:: Information provided ::

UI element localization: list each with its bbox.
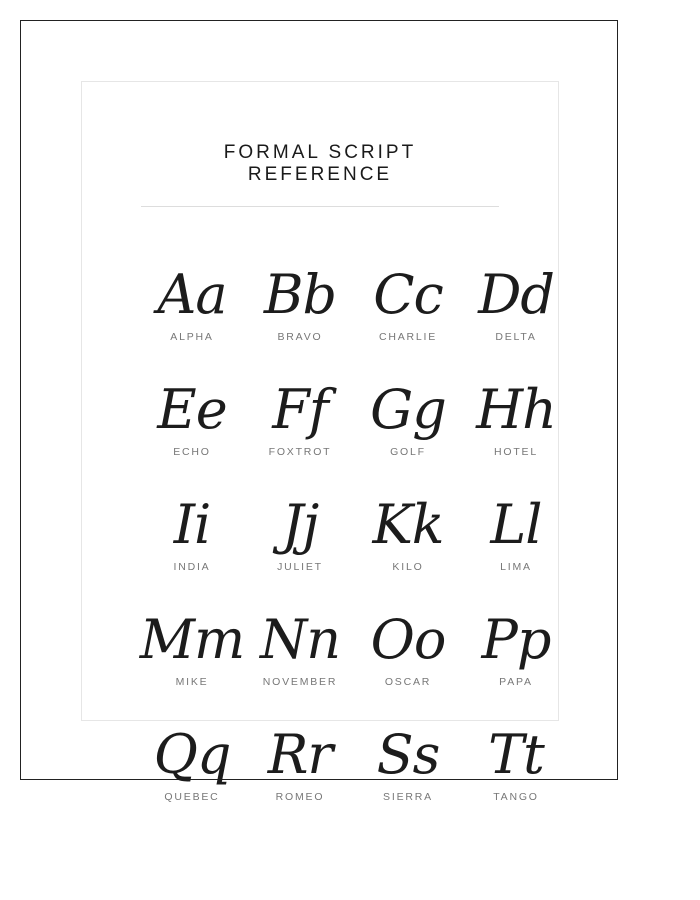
page-title [81,142,559,186]
letter-card [138,607,246,722]
letter-glyph: Rr [267,723,333,786]
letter-card [354,607,462,722]
title-line-2: REFERENCE [247,164,393,185]
phonetic-name: SIERRA [383,791,433,803]
letter-glyph: Hh [476,378,556,441]
letter-card [246,607,354,722]
letter-glyph: Dd [478,263,554,326]
letter-glyph: Mm [139,608,245,671]
letter-card [138,377,246,492]
letter-card [462,492,570,607]
letter-glyph: Aa [157,263,227,326]
letter-glyph: Pp [481,608,551,671]
phonetic-name: QUEBEC [164,791,220,803]
letter-card [462,722,570,837]
letter-glyph: Ll [490,493,542,556]
letter-glyph: Ii [173,493,211,556]
letter-card [462,607,570,722]
phonetic-name: JULIET [277,561,323,573]
letter-glyph: Ff [272,378,328,441]
phonetic-name: KILO [392,561,424,573]
letter-card [138,492,246,607]
letter-glyph: Jj [281,493,319,556]
letter-glyph: Tt [488,723,544,786]
phonetic-name: LIMA [500,561,532,573]
phonetic-name: ECHO [173,446,211,458]
phonetic-name: INDIA [173,561,211,573]
letter-card [246,722,354,837]
phonetic-name: CHARLIE [378,331,438,343]
phonetic-name: NOVEMBER [262,676,338,688]
letter-card [246,262,354,377]
letter-glyph: Oo [370,608,446,671]
phonetic-name: TANGO [493,791,539,803]
phonetic-name: OSCAR [384,676,432,688]
title-divider [141,206,499,207]
letter-card [138,262,246,377]
letter-card [354,262,462,377]
phonetic-name: ALPHA [170,331,214,343]
phonetic-name: PAPA [499,676,533,688]
letter-card [354,377,462,492]
letter-card [246,377,354,492]
phonetic-name: HOTEL [493,446,538,458]
letter-card [246,492,354,607]
phonetic-name: MIKE [175,676,209,688]
phonetic-name: ROMEO [275,791,325,803]
phonetic-name: FOXTROT [268,446,332,458]
letter-card [462,377,570,492]
letter-glyph: Kk [372,493,444,556]
phonetic-name: BRAVO [277,331,323,343]
letter-glyph: Ee [157,378,227,441]
title-line-1: FORMAL SCRIPT [223,142,417,163]
letter-glyph: Nn [259,608,341,671]
letter-grid [138,262,574,837]
letter-card [138,722,246,837]
letter-glyph: Bb [263,263,337,326]
letter-glyph: Ss [376,723,440,786]
letter-card [354,722,462,837]
letter-card [354,492,462,607]
letter-card [462,262,570,377]
letter-glyph: Gg [370,378,446,441]
phonetic-name: GOLF [390,446,426,458]
letter-glyph: Qq [153,723,231,786]
letter-glyph: Cc [373,263,443,326]
phonetic-name: DELTA [495,331,537,343]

:::

To be done
Duplicate the entries above line for line without altering anything, and leave the pictures out.

Solution to the problem
UI element localization: list each with its bbox.
page-title [81,142,559,186]
letter-card [138,607,246,722]
letter-glyph: Rr [267,723,333,786]
letter-card [354,607,462,722]
title-line-2: REFERENCE [247,164,393,185]
phonetic-name: SIERRA [383,791,433,803]
letter-glyph: Hh [476,378,556,441]
letter-card [246,607,354,722]
letter-glyph: Dd [478,263,554,326]
letter-glyph: Mm [139,608,245,671]
letter-card [138,377,246,492]
letter-card [462,492,570,607]
letter-glyph: Aa [157,263,227,326]
letter-glyph: Pp [481,608,551,671]
phonetic-name: QUEBEC [164,791,220,803]
letter-card [462,722,570,837]
letter-glyph: Ll [490,493,542,556]
letter-glyph: Ii [173,493,211,556]
letter-card [462,607,570,722]
phonetic-name: JULIET [277,561,323,573]
letter-glyph: Ff [272,378,328,441]
phonetic-name: KILO [392,561,424,573]
letter-card [138,492,246,607]
letter-glyph: Jj [281,493,319,556]
letter-glyph: Tt [488,723,544,786]
phonetic-name: LIMA [500,561,532,573]
phonetic-name: ECHO [173,446,211,458]
phonetic-name: INDIA [173,561,211,573]
letter-card [246,722,354,837]
phonetic-name: CHARLIE [378,331,438,343]
phonetic-name: NOVEMBER [262,676,338,688]
letter-card [246,262,354,377]
letter-glyph: Oo [370,608,446,671]
phonetic-name: TANGO [493,791,539,803]
phonetic-name: OSCAR [384,676,432,688]
title-divider [141,206,499,207]
letter-card [138,262,246,377]
letter-card [354,262,462,377]
phonetic-name: ALPHA [170,331,214,343]
phonetic-name: PAPA [499,676,533,688]
letter-card [354,377,462,492]
letter-card [246,377,354,492]
phonetic-name: HOTEL [493,446,538,458]
letter-card [246,492,354,607]
phonetic-name: MIKE [175,676,209,688]
phonetic-name: ROMEO [275,791,325,803]
phonetic-name: FOXTROT [268,446,332,458]
letter-card [462,377,570,492]
letter-glyph: Kk [372,493,444,556]
phonetic-name: BRAVO [277,331,323,343]
letter-glyph: Ee [157,378,227,441]
title-line-1: FORMAL SCRIPT [223,142,417,163]
letter-glyph: Nn [259,608,341,671]
letter-grid [138,262,574,837]
letter-card [138,722,246,837]
letter-glyph: Bb [263,263,337,326]
letter-glyph: Ss [376,723,440,786]
letter-card [354,722,462,837]
letter-card [354,492,462,607]
letter-card [462,262,570,377]
letter-glyph: Gg [370,378,446,441]
phonetic-name: GOLF [390,446,426,458]
letter-glyph: Qq [153,723,231,786]
letter-glyph: Cc [373,263,443,326]
phonetic-name: DELTA [495,331,537,343]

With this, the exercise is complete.